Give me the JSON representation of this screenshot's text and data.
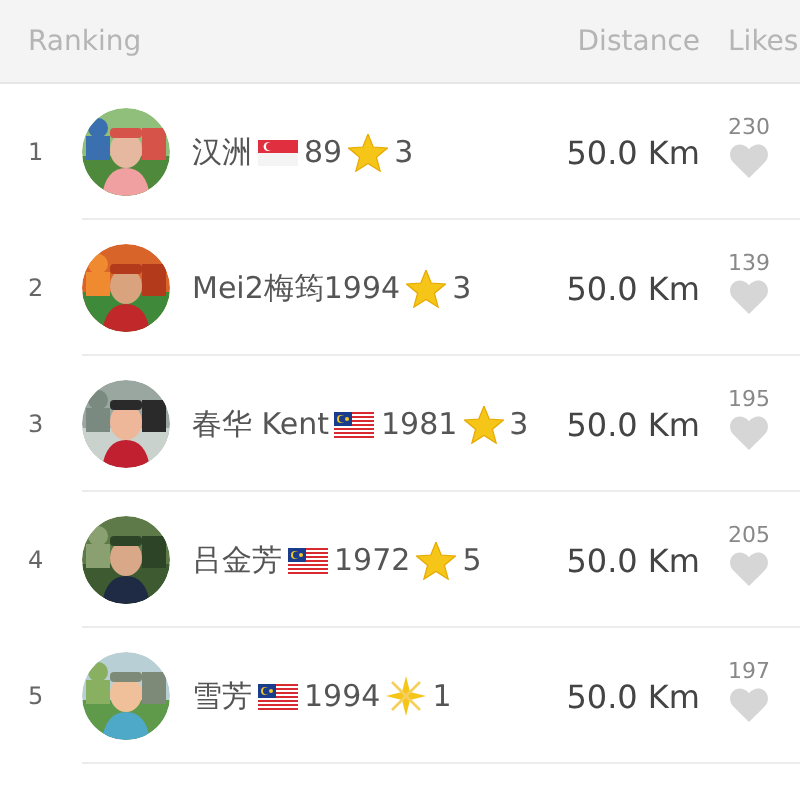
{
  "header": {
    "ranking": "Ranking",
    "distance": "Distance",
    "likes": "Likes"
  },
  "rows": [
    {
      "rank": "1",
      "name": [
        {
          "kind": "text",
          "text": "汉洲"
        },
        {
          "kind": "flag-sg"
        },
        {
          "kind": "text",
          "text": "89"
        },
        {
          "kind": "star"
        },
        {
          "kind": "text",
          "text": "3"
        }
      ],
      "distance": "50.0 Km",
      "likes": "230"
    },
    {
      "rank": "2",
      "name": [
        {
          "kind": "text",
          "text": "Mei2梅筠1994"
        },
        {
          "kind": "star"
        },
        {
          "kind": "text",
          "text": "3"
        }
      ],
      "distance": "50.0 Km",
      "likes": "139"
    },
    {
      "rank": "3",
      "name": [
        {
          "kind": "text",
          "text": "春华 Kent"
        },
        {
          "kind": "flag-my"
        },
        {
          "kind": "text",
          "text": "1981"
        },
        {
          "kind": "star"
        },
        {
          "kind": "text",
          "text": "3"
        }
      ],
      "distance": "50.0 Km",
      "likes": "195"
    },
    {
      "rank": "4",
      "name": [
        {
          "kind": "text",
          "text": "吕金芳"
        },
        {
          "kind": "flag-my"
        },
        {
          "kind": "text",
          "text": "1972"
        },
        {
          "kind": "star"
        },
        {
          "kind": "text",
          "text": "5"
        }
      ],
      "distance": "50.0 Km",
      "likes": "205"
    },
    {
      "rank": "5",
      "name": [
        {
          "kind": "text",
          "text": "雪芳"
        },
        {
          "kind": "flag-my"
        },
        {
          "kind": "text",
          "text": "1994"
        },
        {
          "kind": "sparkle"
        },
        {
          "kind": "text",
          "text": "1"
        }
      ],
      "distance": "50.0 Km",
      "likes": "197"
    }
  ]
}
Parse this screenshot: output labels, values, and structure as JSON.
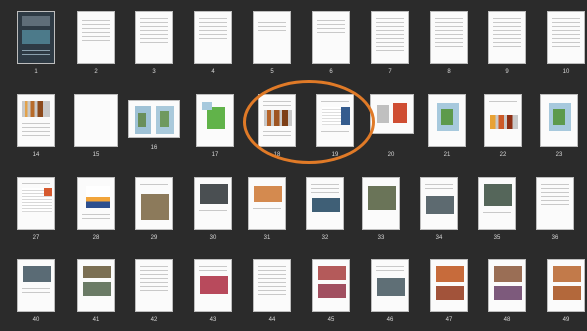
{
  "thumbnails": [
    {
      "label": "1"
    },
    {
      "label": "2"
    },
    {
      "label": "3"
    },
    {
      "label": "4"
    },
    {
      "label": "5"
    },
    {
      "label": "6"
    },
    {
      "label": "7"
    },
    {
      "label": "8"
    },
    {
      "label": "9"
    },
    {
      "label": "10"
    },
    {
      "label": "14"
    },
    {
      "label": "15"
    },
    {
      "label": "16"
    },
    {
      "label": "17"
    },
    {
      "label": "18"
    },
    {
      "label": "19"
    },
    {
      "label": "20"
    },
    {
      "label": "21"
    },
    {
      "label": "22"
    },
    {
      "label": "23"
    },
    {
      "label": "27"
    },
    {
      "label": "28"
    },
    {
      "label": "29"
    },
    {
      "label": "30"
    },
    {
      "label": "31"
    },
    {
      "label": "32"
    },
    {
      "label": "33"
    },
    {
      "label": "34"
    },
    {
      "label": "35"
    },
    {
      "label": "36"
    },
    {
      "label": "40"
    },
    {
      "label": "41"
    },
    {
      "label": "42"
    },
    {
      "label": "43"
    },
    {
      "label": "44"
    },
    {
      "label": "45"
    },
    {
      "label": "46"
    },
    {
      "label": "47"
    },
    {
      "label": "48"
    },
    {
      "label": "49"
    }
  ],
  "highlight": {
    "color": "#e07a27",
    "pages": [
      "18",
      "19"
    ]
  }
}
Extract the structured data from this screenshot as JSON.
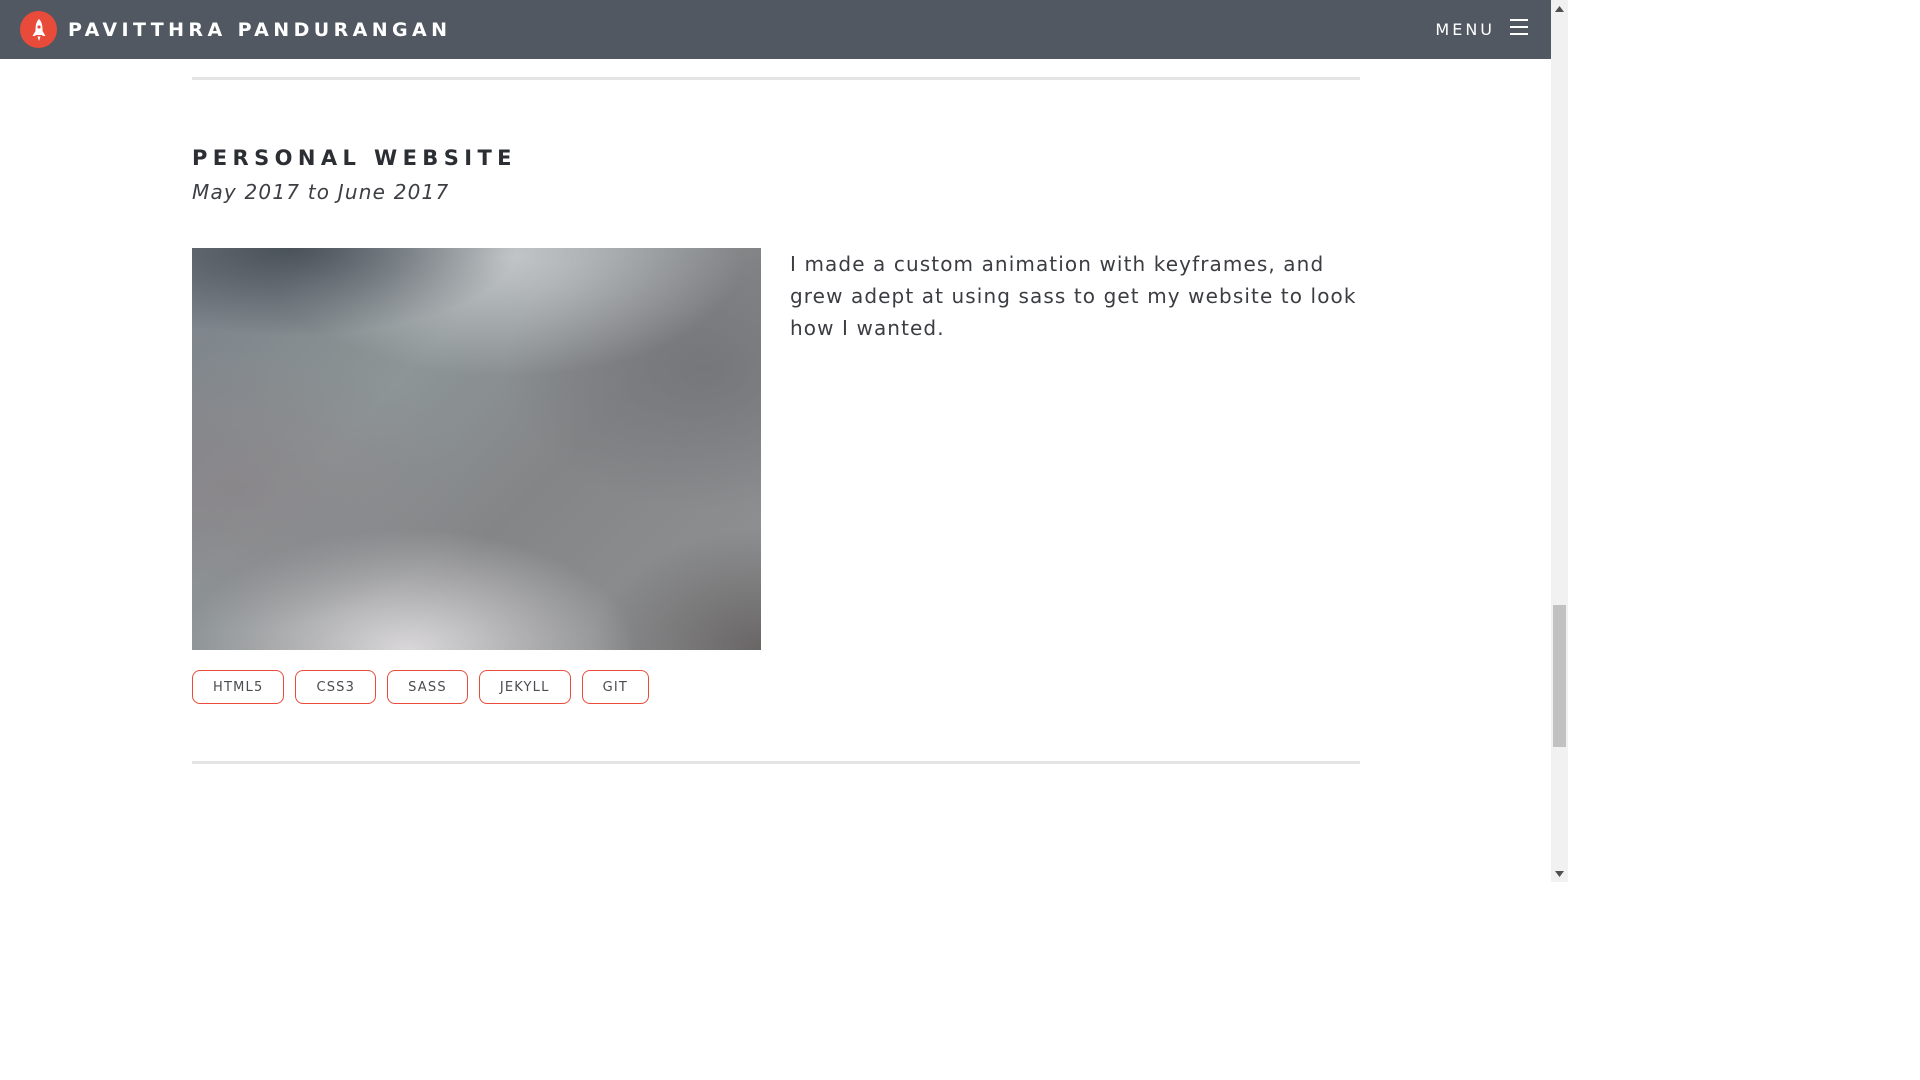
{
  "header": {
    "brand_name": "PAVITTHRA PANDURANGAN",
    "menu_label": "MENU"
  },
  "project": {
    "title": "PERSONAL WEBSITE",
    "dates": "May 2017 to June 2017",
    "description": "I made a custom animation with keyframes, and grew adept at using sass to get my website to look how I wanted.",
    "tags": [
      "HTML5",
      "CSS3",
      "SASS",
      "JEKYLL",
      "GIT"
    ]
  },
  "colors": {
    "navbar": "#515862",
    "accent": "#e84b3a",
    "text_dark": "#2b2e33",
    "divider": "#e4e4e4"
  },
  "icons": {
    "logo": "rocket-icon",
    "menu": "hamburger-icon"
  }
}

• TO BE DONE:
Transcribe each entry above exactly, apart from the pictures.

• WRITTEN RESPONSE:
Give me the JSON representation of this screenshot's text and data.
{
  "header": {
    "ranking": "Ranking",
    "distance": "Distance",
    "likes": "Likes"
  },
  "rows": [
    {
      "rank": "1",
      "name": [
        {
          "kind": "text",
          "text": "汉洲"
        },
        {
          "kind": "flag-sg"
        },
        {
          "kind": "text",
          "text": "89"
        },
        {
          "kind": "star"
        },
        {
          "kind": "text",
          "text": "3"
        }
      ],
      "distance": "50.0 Km",
      "likes": "230"
    },
    {
      "rank": "2",
      "name": [
        {
          "kind": "text",
          "text": "Mei2梅筠1994"
        },
        {
          "kind": "star"
        },
        {
          "kind": "text",
          "text": "3"
        }
      ],
      "distance": "50.0 Km",
      "likes": "139"
    },
    {
      "rank": "3",
      "name": [
        {
          "kind": "text",
          "text": "春华 Kent"
        },
        {
          "kind": "flag-my"
        },
        {
          "kind": "text",
          "text": "1981"
        },
        {
          "kind": "star"
        },
        {
          "kind": "text",
          "text": "3"
        }
      ],
      "distance": "50.0 Km",
      "likes": "195"
    },
    {
      "rank": "4",
      "name": [
        {
          "kind": "text",
          "text": "吕金芳"
        },
        {
          "kind": "flag-my"
        },
        {
          "kind": "text",
          "text": "1972"
        },
        {
          "kind": "star"
        },
        {
          "kind": "text",
          "text": "5"
        }
      ],
      "distance": "50.0 Km",
      "likes": "205"
    },
    {
      "rank": "5",
      "name": [
        {
          "kind": "text",
          "text": "雪芳"
        },
        {
          "kind": "flag-my"
        },
        {
          "kind": "text",
          "text": "1994"
        },
        {
          "kind": "sparkle"
        },
        {
          "kind": "text",
          "text": "1"
        }
      ],
      "distance": "50.0 Km",
      "likes": "197"
    }
  ]
}
Parse this screenshot: output labels, values, and structure as JSON.
{
  "thumbnails": [
    {
      "label": "1"
    },
    {
      "label": "2"
    },
    {
      "label": "3"
    },
    {
      "label": "4"
    },
    {
      "label": "5"
    },
    {
      "label": "6"
    },
    {
      "label": "7"
    },
    {
      "label": "8"
    },
    {
      "label": "9"
    },
    {
      "label": "10"
    },
    {
      "label": "14"
    },
    {
      "label": "15"
    },
    {
      "label": "16"
    },
    {
      "label": "17"
    },
    {
      "label": "18"
    },
    {
      "label": "19"
    },
    {
      "label": "20"
    },
    {
      "label": "21"
    },
    {
      "label": "22"
    },
    {
      "label": "23"
    },
    {
      "label": "27"
    },
    {
      "label": "28"
    },
    {
      "label": "29"
    },
    {
      "label": "30"
    },
    {
      "label": "31"
    },
    {
      "label": "32"
    },
    {
      "label": "33"
    },
    {
      "label": "34"
    },
    {
      "label": "35"
    },
    {
      "label": "36"
    },
    {
      "label": "40"
    },
    {
      "label": "41"
    },
    {
      "label": "42"
    },
    {
      "label": "43"
    },
    {
      "label": "44"
    },
    {
      "label": "45"
    },
    {
      "label": "46"
    },
    {
      "label": "47"
    },
    {
      "label": "48"
    },
    {
      "label": "49"
    }
  ],
  "highlight": {
    "color": "#e07a27",
    "pages": [
      "18",
      "19"
    ]
  }
}
Extract the structured data from this screenshot as JSON.
{
  "header": {
    "brand_name": "PAVITTHRA PANDURANGAN",
    "menu_label": "MENU"
  },
  "project": {
    "title": "PERSONAL WEBSITE",
    "dates": "May 2017 to June 2017",
    "description": "I made a custom animation with keyframes, and grew adept at using sass to get my website to look how I wanted.",
    "tags": [
      "HTML5",
      "CSS3",
      "SASS",
      "JEKYLL",
      "GIT"
    ]
  },
  "colors": {
    "navbar": "#515862",
    "accent": "#e84b3a",
    "text_dark": "#2b2e33",
    "divider": "#e4e4e4"
  },
  "icons": {
    "logo": "rocket-icon",
    "menu": "hamburger-icon"
  }
}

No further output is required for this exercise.